Quote precisely the final stretch of the listing: start at the line containing "Give me the" and stop after the last line.

[start The records]

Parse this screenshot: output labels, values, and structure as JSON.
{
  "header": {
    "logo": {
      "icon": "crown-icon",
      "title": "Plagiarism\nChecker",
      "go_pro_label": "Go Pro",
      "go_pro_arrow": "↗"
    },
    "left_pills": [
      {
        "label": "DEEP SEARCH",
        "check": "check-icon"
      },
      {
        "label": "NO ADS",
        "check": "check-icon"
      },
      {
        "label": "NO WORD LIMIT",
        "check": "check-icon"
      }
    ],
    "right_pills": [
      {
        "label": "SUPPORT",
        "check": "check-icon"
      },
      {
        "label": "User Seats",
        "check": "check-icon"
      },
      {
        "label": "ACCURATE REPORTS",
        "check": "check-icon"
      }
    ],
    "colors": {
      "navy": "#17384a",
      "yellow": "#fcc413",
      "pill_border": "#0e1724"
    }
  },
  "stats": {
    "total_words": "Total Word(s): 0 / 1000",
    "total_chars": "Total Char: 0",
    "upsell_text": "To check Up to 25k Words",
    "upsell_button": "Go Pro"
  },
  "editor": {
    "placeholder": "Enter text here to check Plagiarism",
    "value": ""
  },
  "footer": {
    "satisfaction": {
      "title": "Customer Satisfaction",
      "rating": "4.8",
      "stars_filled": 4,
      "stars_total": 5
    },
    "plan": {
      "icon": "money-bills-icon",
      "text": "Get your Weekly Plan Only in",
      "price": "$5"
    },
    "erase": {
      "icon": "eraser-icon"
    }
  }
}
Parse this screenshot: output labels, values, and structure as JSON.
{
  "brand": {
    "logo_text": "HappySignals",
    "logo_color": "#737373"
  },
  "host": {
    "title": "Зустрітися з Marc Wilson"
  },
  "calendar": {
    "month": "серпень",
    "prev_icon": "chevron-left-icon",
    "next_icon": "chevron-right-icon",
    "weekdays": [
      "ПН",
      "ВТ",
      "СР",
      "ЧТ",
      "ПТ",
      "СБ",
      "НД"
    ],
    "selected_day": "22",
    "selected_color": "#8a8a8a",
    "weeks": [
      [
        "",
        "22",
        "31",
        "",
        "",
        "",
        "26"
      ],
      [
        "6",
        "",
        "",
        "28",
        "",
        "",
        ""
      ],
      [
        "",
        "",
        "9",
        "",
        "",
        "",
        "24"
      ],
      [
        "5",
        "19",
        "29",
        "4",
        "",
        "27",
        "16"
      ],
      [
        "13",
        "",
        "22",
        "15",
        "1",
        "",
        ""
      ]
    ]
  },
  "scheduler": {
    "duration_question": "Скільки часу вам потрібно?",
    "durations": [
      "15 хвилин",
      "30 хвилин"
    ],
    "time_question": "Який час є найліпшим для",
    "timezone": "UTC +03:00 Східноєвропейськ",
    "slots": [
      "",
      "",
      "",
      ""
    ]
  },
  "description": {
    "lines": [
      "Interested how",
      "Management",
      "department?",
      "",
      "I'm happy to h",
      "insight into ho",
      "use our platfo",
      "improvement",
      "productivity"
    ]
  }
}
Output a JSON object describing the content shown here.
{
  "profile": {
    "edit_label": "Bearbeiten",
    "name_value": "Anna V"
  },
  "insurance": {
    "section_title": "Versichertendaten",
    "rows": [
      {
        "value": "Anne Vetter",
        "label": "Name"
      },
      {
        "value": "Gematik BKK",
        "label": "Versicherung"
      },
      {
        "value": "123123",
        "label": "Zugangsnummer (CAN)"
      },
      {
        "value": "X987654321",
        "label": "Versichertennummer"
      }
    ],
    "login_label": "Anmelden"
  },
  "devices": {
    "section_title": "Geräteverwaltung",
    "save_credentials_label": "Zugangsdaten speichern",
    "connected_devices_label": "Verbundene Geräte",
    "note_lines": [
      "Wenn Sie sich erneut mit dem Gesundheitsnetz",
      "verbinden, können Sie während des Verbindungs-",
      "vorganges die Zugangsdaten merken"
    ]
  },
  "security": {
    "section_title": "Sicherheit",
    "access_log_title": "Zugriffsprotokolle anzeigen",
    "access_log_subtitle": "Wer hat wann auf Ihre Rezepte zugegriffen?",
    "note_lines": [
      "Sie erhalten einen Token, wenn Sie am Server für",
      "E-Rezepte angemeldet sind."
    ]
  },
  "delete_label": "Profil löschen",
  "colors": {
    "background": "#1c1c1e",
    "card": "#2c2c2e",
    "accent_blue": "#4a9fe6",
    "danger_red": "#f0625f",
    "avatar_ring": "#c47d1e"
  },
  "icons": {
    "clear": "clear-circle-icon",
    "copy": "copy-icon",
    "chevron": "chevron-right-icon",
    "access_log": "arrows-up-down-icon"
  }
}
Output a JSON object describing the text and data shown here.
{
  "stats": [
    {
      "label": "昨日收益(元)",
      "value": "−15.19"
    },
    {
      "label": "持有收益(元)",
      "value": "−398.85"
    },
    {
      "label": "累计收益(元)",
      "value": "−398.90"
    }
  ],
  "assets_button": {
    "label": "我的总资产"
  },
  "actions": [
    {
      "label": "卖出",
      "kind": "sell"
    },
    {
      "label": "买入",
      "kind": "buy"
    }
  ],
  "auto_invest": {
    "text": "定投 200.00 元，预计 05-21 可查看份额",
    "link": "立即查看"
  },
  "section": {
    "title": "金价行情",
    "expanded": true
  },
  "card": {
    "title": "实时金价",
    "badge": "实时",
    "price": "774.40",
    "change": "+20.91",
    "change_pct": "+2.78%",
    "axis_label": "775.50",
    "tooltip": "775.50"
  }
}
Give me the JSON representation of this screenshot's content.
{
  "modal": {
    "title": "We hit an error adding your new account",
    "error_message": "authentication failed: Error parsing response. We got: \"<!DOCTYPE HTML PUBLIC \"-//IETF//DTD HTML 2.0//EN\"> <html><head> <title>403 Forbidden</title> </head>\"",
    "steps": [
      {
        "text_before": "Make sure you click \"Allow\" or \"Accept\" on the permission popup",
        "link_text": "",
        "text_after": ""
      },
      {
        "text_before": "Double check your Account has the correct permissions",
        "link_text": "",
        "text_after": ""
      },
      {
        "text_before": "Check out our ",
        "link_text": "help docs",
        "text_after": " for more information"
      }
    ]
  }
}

[end The records]

# [Output of the task]
Give me the JSON representation of this screenshot's content.
{
  "modal": {
    "title": "We hit an error adding your new account",
    "error_message": "authentication failed: Error parsing response. We got: \"<!DOCTYPE HTML PUBLIC \"-//IETF//DTD HTML 2.0//EN\"> <html><head> <title>403 Forbidden</title> </head>\"",
    "steps": [
      {
        "text_before": "Make sure you click \"Allow\" or \"Accept\" on the permission popup",
        "link_text": "",
        "text_after": ""
      },
      {
        "text_before": "Double check your Account has the correct permissions",
        "link_text": "",
        "text_after": ""
      },
      {
        "text_before": "Check out our ",
        "link_text": "help docs",
        "text_after": " for more information"
      }
    ]
  }
}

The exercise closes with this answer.